- **Task requirements**
Copy out every line that contains "dans".

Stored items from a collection
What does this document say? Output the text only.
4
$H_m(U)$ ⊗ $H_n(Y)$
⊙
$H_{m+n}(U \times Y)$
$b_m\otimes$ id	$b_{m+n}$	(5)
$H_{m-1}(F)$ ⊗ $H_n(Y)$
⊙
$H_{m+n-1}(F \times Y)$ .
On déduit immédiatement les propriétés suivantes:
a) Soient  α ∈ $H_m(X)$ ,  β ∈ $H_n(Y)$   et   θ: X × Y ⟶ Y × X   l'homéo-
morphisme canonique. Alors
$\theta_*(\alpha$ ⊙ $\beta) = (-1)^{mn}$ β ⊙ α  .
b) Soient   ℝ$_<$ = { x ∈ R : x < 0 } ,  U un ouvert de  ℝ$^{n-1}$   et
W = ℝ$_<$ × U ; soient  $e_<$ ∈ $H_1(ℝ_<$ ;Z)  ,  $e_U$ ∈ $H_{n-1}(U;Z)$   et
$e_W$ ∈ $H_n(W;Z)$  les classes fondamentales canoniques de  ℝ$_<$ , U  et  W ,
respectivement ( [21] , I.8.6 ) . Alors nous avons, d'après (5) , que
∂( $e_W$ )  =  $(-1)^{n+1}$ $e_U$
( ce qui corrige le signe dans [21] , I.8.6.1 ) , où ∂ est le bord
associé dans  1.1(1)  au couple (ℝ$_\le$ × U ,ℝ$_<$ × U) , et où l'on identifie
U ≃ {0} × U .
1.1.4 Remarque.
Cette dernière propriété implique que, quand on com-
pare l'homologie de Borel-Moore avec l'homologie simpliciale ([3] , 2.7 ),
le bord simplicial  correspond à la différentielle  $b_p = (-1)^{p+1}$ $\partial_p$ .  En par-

- **Output of the task**
( ce qui corrige le signe dans [21] , I.8.6.1 ) , où ∂ est le bord
associé dans  1.1(1)  au couple (ℝ$_\le$ × U ,ℝ$_<$ × U) , et où l'on identifie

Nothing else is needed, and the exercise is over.